■ **TASK REQUIREMENTS**
Identify the lines that contain the word "area" and copy each one.

★ ★ ★ ★

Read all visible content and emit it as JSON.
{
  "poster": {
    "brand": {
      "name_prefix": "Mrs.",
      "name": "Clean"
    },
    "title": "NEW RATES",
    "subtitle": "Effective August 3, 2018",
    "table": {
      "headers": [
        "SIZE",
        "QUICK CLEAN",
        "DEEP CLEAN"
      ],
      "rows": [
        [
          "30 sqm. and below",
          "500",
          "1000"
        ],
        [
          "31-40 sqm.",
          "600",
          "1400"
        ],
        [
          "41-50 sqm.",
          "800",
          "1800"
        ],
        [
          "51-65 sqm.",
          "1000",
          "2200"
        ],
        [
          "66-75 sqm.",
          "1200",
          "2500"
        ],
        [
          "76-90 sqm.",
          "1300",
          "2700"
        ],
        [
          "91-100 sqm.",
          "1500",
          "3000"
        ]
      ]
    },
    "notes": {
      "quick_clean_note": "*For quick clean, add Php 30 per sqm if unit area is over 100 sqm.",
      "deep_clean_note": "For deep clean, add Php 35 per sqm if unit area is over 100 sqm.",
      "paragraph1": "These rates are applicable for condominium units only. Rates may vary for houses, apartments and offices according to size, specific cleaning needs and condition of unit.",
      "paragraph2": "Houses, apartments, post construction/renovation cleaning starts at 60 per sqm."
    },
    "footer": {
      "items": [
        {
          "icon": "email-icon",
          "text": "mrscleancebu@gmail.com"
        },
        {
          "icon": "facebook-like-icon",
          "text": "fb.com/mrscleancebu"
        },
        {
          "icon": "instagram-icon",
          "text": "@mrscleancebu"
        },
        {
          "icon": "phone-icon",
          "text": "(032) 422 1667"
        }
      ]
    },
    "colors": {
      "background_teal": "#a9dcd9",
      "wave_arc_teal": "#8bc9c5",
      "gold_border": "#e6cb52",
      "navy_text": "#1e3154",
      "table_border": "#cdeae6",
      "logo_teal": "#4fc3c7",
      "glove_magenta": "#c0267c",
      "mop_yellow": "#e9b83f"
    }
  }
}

★ ★ ★ ★

■ **WRITTEN SOLUTION**
      "quick_clean_note": "*For quick clean, add Php 30 per sqm if unit area is over 100 sqm.",
      "deep_clean_note": "For deep clean, add Php 35 per sqm if unit area is over 100 sqm.",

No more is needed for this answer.